(Records from a collection of figures)

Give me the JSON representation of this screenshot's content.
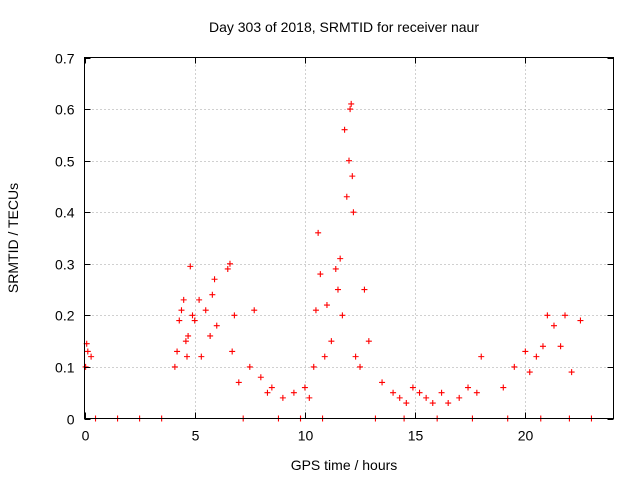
{
  "chart_data": {
    "type": "scatter",
    "title": "Day 303 of 2018, SRMTID for receiver naur",
    "xlabel": "GPS time / hours",
    "ylabel": "SRMTID / TECUs",
    "xlim": [
      0,
      24
    ],
    "ylim": [
      0,
      0.7
    ],
    "xticks": [
      0,
      5,
      10,
      15,
      20
    ],
    "xtick_labels": [
      "0",
      "5",
      "10",
      "15",
      "20"
    ],
    "yticks": [
      0,
      0.1,
      0.2,
      0.3,
      0.4,
      0.5,
      0.6,
      0.7
    ],
    "ytick_labels": [
      "0",
      "0.1",
      "0.2",
      "0.3",
      "0.4",
      "0.5",
      "0.6",
      "0.7"
    ],
    "grid": true,
    "marker": "+",
    "color": "#ff0000",
    "series": [
      {
        "name": "SRMTID",
        "x": [
          0.05,
          0.1,
          0.15,
          0.3,
          4.1,
          4.2,
          4.3,
          4.4,
          4.5,
          4.6,
          4.65,
          4.7,
          4.8,
          4.9,
          5.0,
          5.2,
          5.3,
          5.5,
          5.7,
          5.8,
          5.9,
          6.0,
          6.5,
          6.6,
          6.7,
          6.8,
          7.0,
          7.5,
          7.7,
          8.0,
          8.3,
          8.5,
          9.0,
          9.5,
          10.0,
          10.2,
          10.4,
          10.5,
          10.6,
          10.7,
          10.9,
          11.0,
          11.2,
          11.4,
          11.5,
          11.6,
          11.7,
          11.8,
          11.9,
          12.0,
          12.05,
          12.1,
          12.15,
          12.2,
          12.3,
          12.5,
          12.7,
          12.9,
          13.5,
          14.0,
          14.3,
          14.6,
          14.9,
          15.2,
          15.5,
          15.8,
          16.2,
          16.5,
          17.0,
          17.4,
          17.8,
          18.0,
          19.0,
          19.5,
          20.0,
          20.2,
          20.5,
          20.8,
          21.0,
          21.3,
          21.6,
          21.8,
          22.1,
          22.5,
          0.5,
          1.5,
          2.5,
          3.5,
          7.2,
          8.8,
          9.8,
          10.8,
          13.2,
          14.5,
          16.0,
          17.6,
          19.2,
          20.7,
          22.0,
          23.0
        ],
        "y": [
          0.1,
          0.145,
          0.13,
          0.12,
          0.1,
          0.13,
          0.19,
          0.21,
          0.23,
          0.15,
          0.12,
          0.16,
          0.295,
          0.2,
          0.19,
          0.23,
          0.12,
          0.21,
          0.16,
          0.24,
          0.27,
          0.18,
          0.29,
          0.3,
          0.13,
          0.2,
          0.07,
          0.1,
          0.21,
          0.08,
          0.05,
          0.06,
          0.04,
          0.05,
          0.06,
          0.04,
          0.1,
          0.21,
          0.36,
          0.28,
          0.12,
          0.22,
          0.15,
          0.29,
          0.25,
          0.31,
          0.2,
          0.56,
          0.43,
          0.5,
          0.6,
          0.61,
          0.47,
          0.4,
          0.12,
          0.1,
          0.25,
          0.15,
          0.07,
          0.05,
          0.04,
          0.03,
          0.06,
          0.05,
          0.04,
          0.03,
          0.05,
          0.03,
          0.04,
          0.06,
          0.05,
          0.12,
          0.06,
          0.1,
          0.13,
          0.09,
          0.12,
          0.14,
          0.2,
          0.18,
          0.14,
          0.2,
          0.09,
          0.19,
          0,
          0,
          0,
          0,
          0,
          0,
          0,
          0,
          0,
          0,
          0,
          0,
          0,
          0,
          0,
          0
        ]
      }
    ]
  }
}
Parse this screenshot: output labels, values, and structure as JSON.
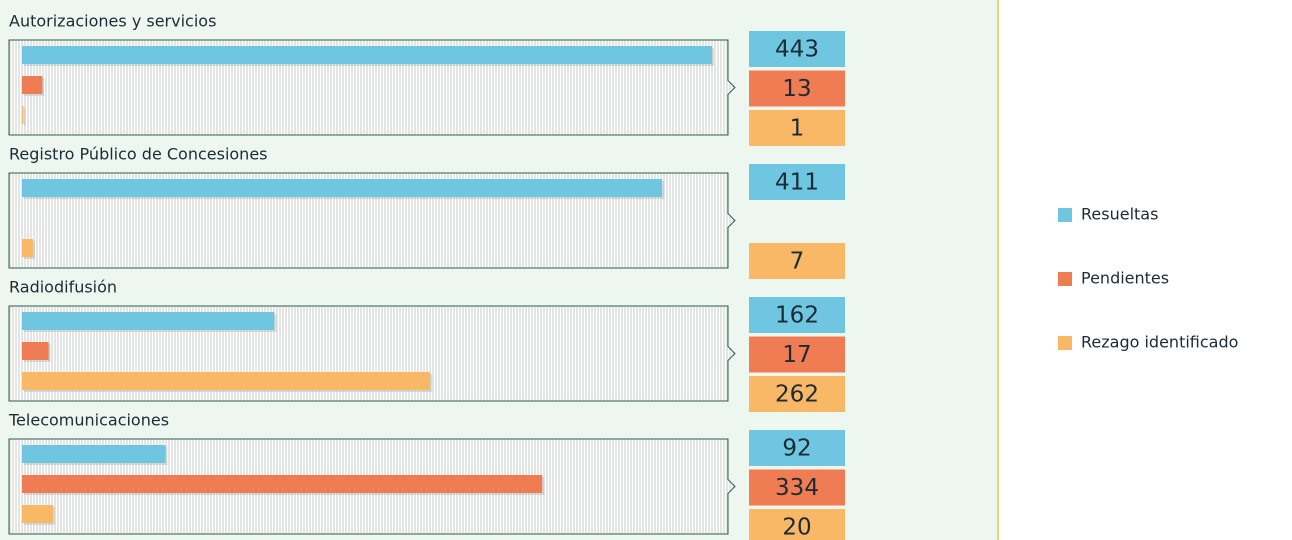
{
  "chart_data": {
    "type": "bar",
    "categories": [
      "Autorizaciones y servicios",
      "Registro Público de Concesiones",
      "Radiodifusión",
      "Telecomunicaciones"
    ],
    "series": [
      {
        "name": "Resueltas",
        "color": "#6ec6e0",
        "values": [
          443,
          411,
          162,
          92
        ]
      },
      {
        "name": "Pendientes",
        "color": "#f07c54",
        "values": [
          13,
          null,
          17,
          334
        ]
      },
      {
        "name": "Rezago identificado",
        "color": "#f9b865",
        "values": [
          1,
          7,
          262,
          20
        ]
      }
    ]
  }
}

## What you need to do
Extract from the material all lines containing the string "name".

## Output of the exercise
        "name": "SRMTID",
        "name": "Resueltas",
        "name": "Pendientes",
        "name": "Rezago identificado",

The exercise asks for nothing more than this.